**Task to carry out:** Provide an exact copy of the data, excluding the images.

**Data items:**
= = =
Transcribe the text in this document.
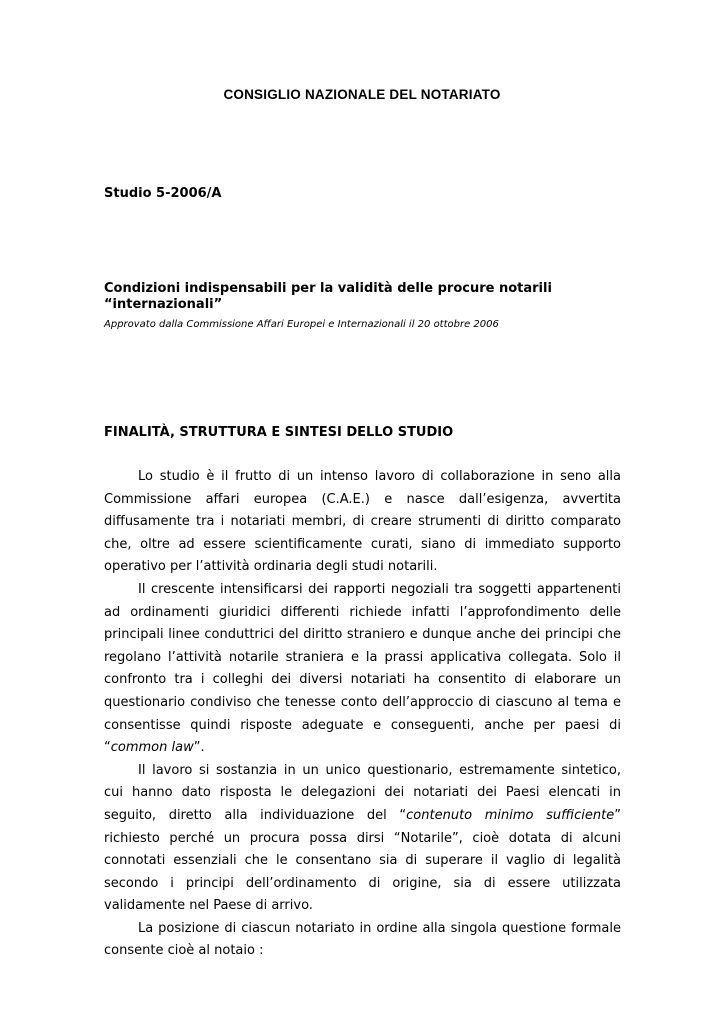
CONSIGLIO NAZIONALE DEL NOTARIATO
Studio 5-2006/A
Condizioni indispensabili per la validità delle procure notarili
“internazionali”
Approvato dalla Commissione Affari Europei e Internazionali il 20 ottobre 2006
FINALITÀ, STRUTTURA E SINTESI DELLO STUDIO

Lo studio è il frutto di un intenso lavoro di collaborazione in seno alla Commissione affari europea (C.A.E.) e nasce dall’esigenza, avvertita diffusamente tra i notariati membri, di creare strumenti di diritto comparato che, oltre ad essere scientificamente curati, siano di immediato supporto operativo per l’attività ordinaria degli studi notarili.

Il crescente intensificarsi dei rapporti negoziali tra soggetti appartenenti ad ordinamenti giuridici differenti richiede infatti l’approfondimento delle principali linee conduttrici del diritto straniero e dunque anche dei principi che regolano l’attività notarile straniera e la prassi applicativa collegata. Solo il confronto tra i colleghi dei diversi notariati ha consentito di elaborare un questionario condiviso che tenesse conto dell’approccio di ciascuno al tema e consentisse quindi risposte adeguate e conseguenti, anche per paesi di “common law”.

Il lavoro si sostanzia in un unico questionario, estremamente sintetico, cui hanno dato risposta le delegazioni dei notariati dei Paesi elencati in seguito, diretto alla individuazione del “contenuto minimo sufficiente” richiesto perché un procura possa dirsi “Notarile”, cioè dotata di alcuni connotati essenziali che le consentano sia di superare il vaglio di legalità secondo i principi dell’ordinamento di origine, sia di essere utilizzata validamente nel Paese di arrivo.

La posizione di ciascun notariato in ordine alla singola questione formale consente cioè al notaio :
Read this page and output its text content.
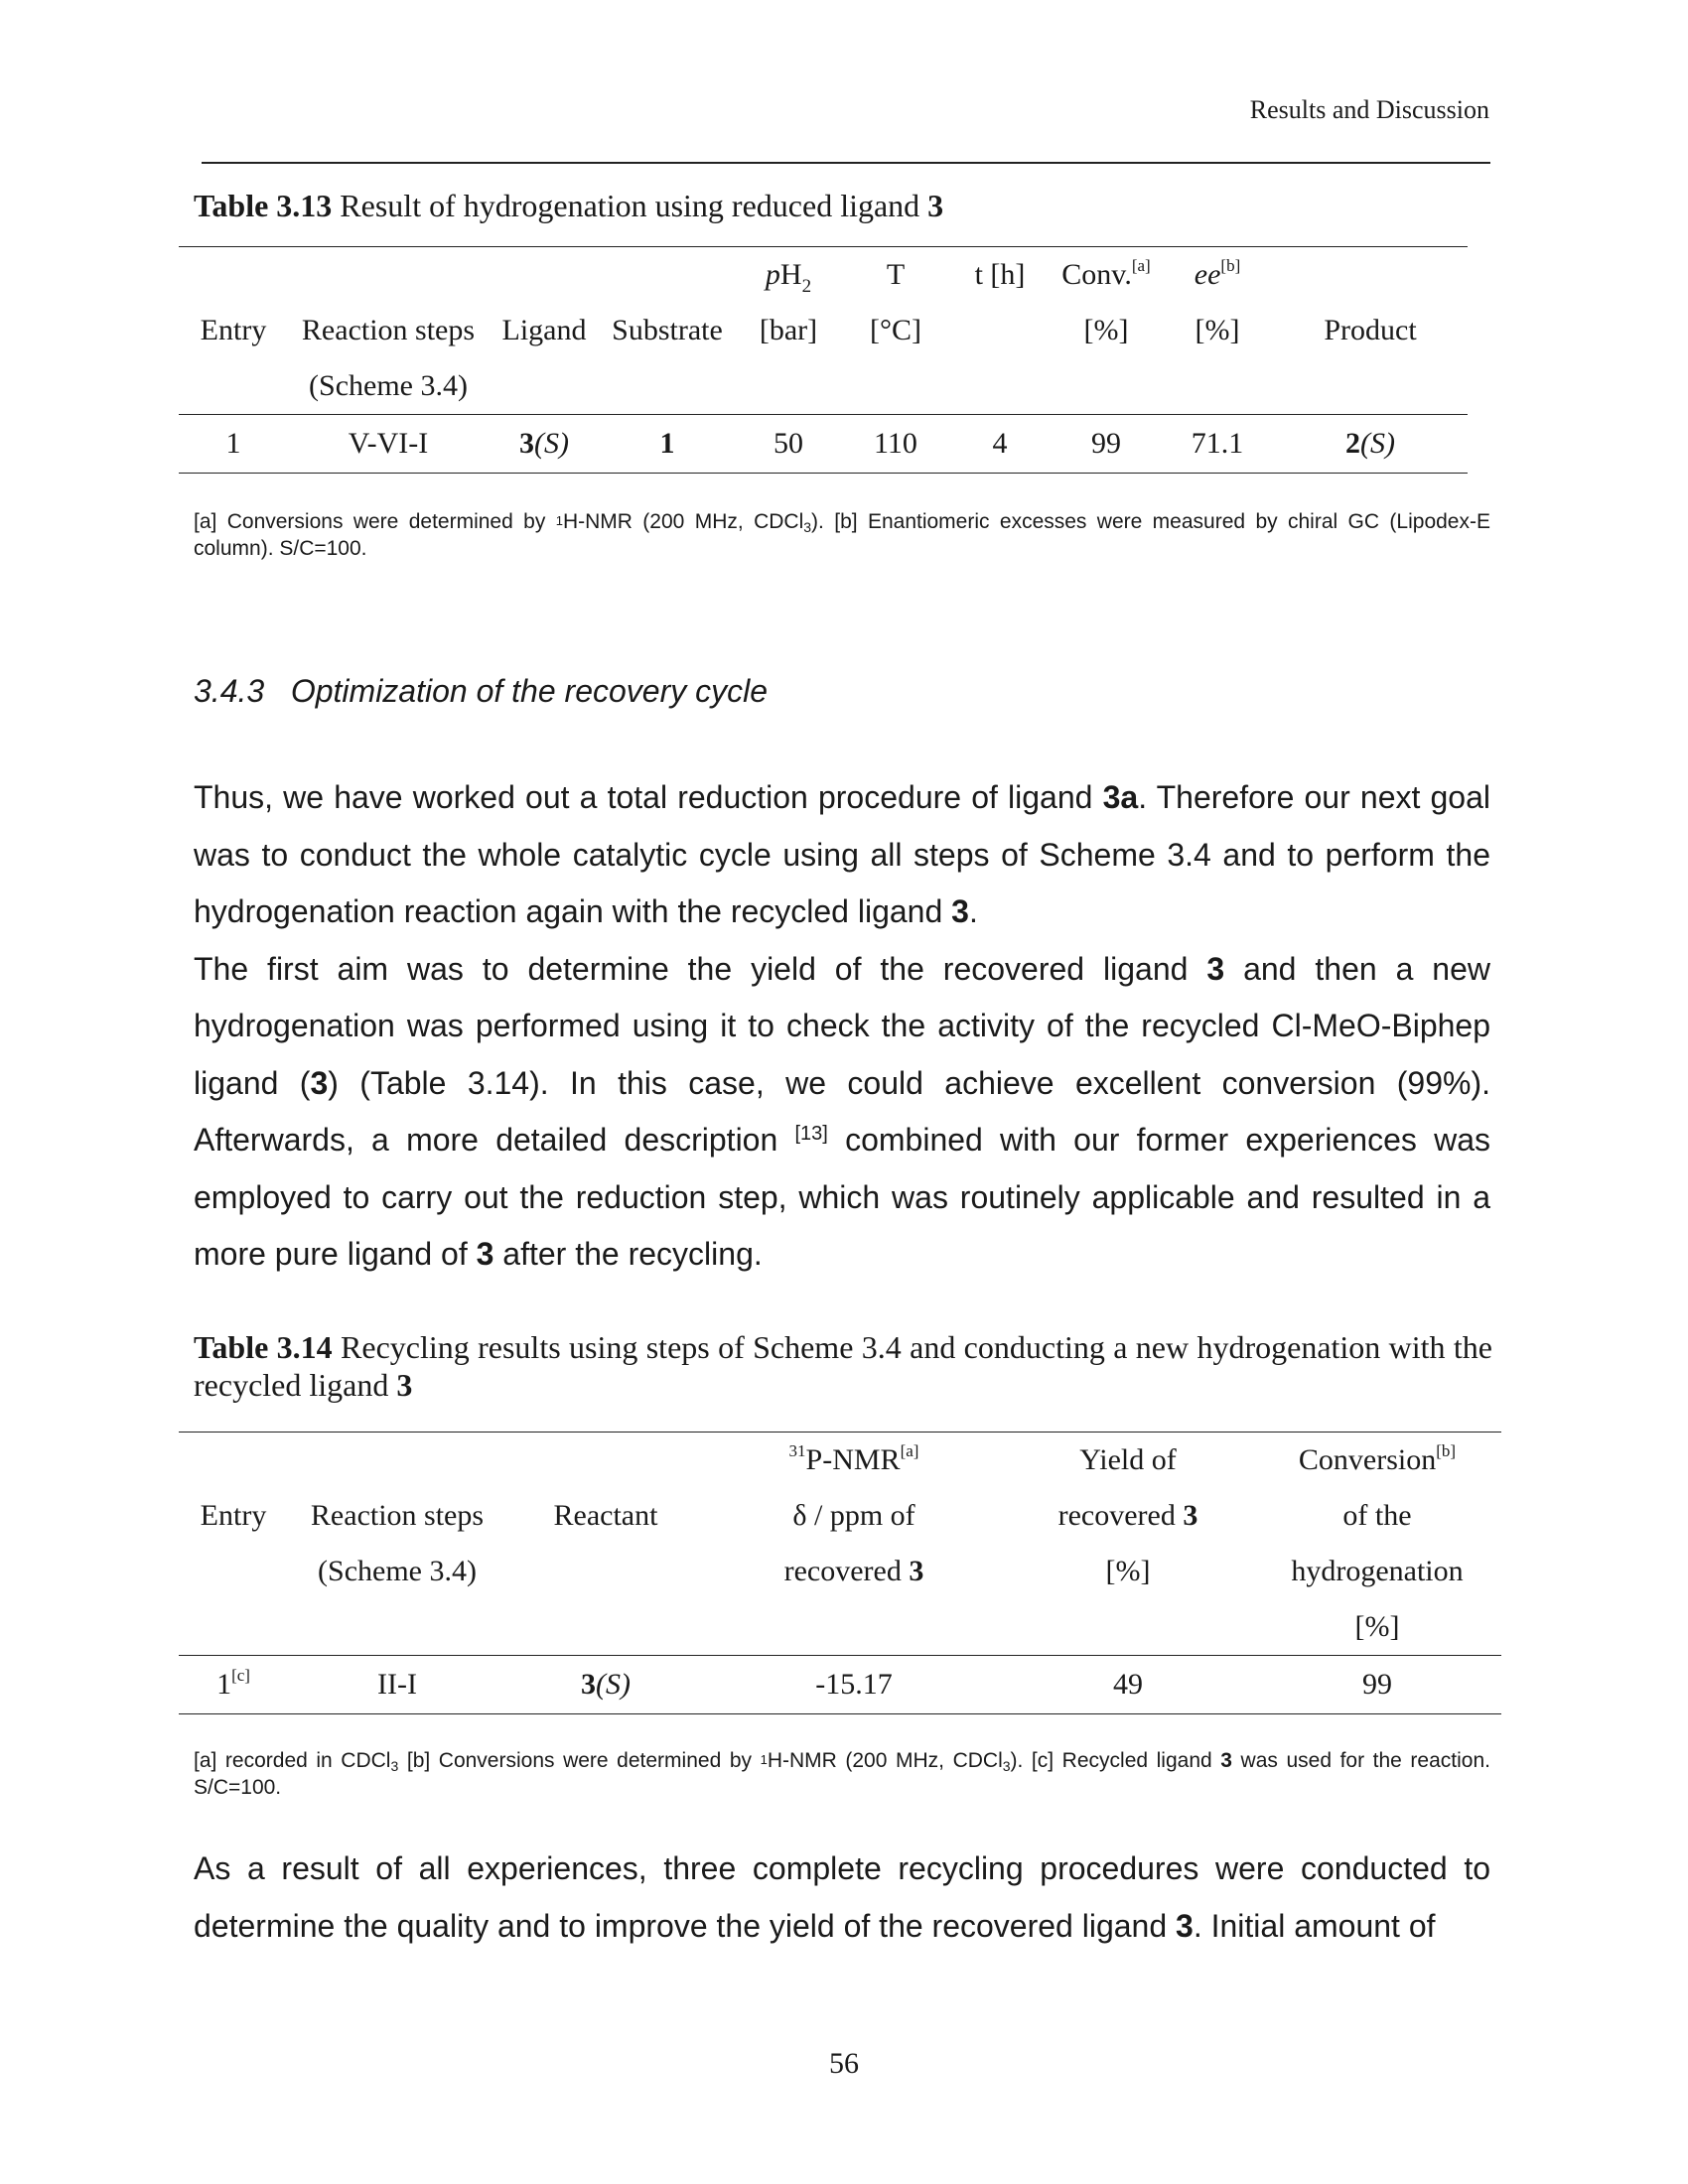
Results and Discussion
Table 3.13 Result of hydrogenation using reduced ligand 3
				$pH_2$	T	t [h]	Conv.[a]	ee[b]	
Entry	Reaction steps	Ligand	Substrate	[bar]	[°C]		[%]	[%]	Product
	(Scheme 3.4)								
1	V-VI-I	3(S)	1	50	110	4	99	71.1	2(S)
[a] Conversions were determined by $^1$H-NMR (200 MHz, CDCl$_3$). [b] Enantiomeric excesses were measured by chiral GC (Lipodex-E column). S/C=100.
3.4.3 Optimization of the recovery cycle

Thus, we have worked out a total reduction procedure of ligand 3a. Therefore our next goal was to conduct the whole catalytic cycle using all steps of Scheme 3.4 and to perform the hydrogenation reaction again with the recycled ligand 3.
The first aim was to determine the yield of the recovered ligand 3 and then a new hydrogenation was performed using it to check the activity of the recycled Cl-MeO-Biphep ligand (3) (Table 3.14). In this case, we could achieve excellent conversion (99%). Afterwards, a more detailed description [13] combined with our former experiences was employed to carry out the reduction step, which was routinely applicable and resulted in a more pure ligand of 3 after the recycling.

Table 3.14 Recycling results using steps of Scheme 3.4 and conducting a new hydrogenation with the recycled ligand 3
			$^{31}$P-NMR[a]	Yield of	Conversion[b]
Entry	Reaction steps	Reactant	δ / ppm of	recovered 3	of the
	(Scheme 3.4)		recovered 3	[%]	hydrogenation
					[%]
1[c]	II-I	3(S)	-15.17	49	99
[a] recorded in CDCl$_3$ [b] Conversions were determined by $^1$H-NMR (200 MHz, CDCl$_3$). [c] Recycled ligand 3 was used for the reaction. S/C=100.

As a result of all experiences, three complete recycling procedures were conducted to determine the quality and to improve the yield of the recovered ligand 3. Initial amount of

56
= = =
**The output:**
Transcribe the text in this document.
CONSIGLIO NAZIONALE DEL NOTARIATO
Studio 5-2006/A
Condizioni indispensabili per la validità delle procure notarili
“internazionali”
Approvato dalla Commissione Affari Europei e Internazionali il 20 ottobre 2006
FINALITÀ, STRUTTURA E SINTESI DELLO STUDIO

Lo studio è il frutto di un intenso lavoro di collaborazione in seno alla Commissione affari europea (C.A.E.) e nasce dall’esigenza, avvertita diffusamente tra i notariati membri, di creare strumenti di diritto comparato che, oltre ad essere scientificamente curati, siano di immediato supporto operativo per l’attività ordinaria degli studi notarili.

Il crescente intensificarsi dei rapporti negoziali tra soggetti appartenenti ad ordinamenti giuridici differenti richiede infatti l’approfondimento delle principali linee conduttrici del diritto straniero e dunque anche dei principi che regolano l’attività notarile straniera e la prassi applicativa collegata. Solo il confronto tra i colleghi dei diversi notariati ha consentito di elaborare un questionario condiviso che tenesse conto dell’approccio di ciascuno al tema e consentisse quindi risposte adeguate e conseguenti, anche per paesi di “common law”.

Il lavoro si sostanzia in un unico questionario, estremamente sintetico, cui hanno dato risposta le delegazioni dei notariati dei Paesi elencati in seguito, diretto alla individuazione del “contenuto minimo sufficiente” richiesto perché un procura possa dirsi “Notarile”, cioè dotata di alcuni connotati essenziali che le consentano sia di superare il vaglio di legalità secondo i principi dell’ordinamento di origine, sia di essere utilizzata validamente nel Paese di arrivo.

La posizione di ciascun notariato in ordine alla singola questione formale consente cioè al notaio :
Read this page and output its text content.
Results and Discussion
Table 3.13 Result of hydrogenation using reduced ligand 3
				$pH_2$	T	t [h]	Conv.[a]	ee[b]	
Entry	Reaction steps	Ligand	Substrate	[bar]	[°C]		[%]	[%]	Product
	(Scheme 3.4)								
1	V-VI-I	3(S)	1	50	110	4	99	71.1	2(S)
[a] Conversions were determined by $^1$H-NMR (200 MHz, CDCl$_3$). [b] Enantiomeric excesses were measured by chiral GC (Lipodex-E column). S/C=100.
3.4.3 Optimization of the recovery cycle

Thus, we have worked out a total reduction procedure of ligand 3a. Therefore our next goal was to conduct the whole catalytic cycle using all steps of Scheme 3.4 and to perform the hydrogenation reaction again with the recycled ligand 3.
The first aim was to determine the yield of the recovered ligand 3 and then a new hydrogenation was performed using it to check the activity of the recycled Cl-MeO-Biphep ligand (3) (Table 3.14). In this case, we could achieve excellent conversion (99%). Afterwards, a more detailed description [13] combined with our former experiences was employed to carry out the reduction step, which was routinely applicable and resulted in a more pure ligand of 3 after the recycling.

Table 3.14 Recycling results using steps of Scheme 3.4 and conducting a new hydrogenation with the recycled ligand 3
			$^{31}$P-NMR[a]	Yield of	Conversion[b]
Entry	Reaction steps	Reactant	δ / ppm of	recovered 3	of the
	(Scheme 3.4)		recovered 3	[%]	hydrogenation
					[%]
1[c]	II-I	3(S)	-15.17	49	99
[a] recorded in CDCl$_3$ [b] Conversions were determined by $^1$H-NMR (200 MHz, CDCl$_3$). [c] Recycled ligand 3 was used for the reaction. S/C=100.

As a result of all experiences, three complete recycling procedures were conducted to determine the quality and to improve the yield of the recovered ligand 3. Initial amount of

56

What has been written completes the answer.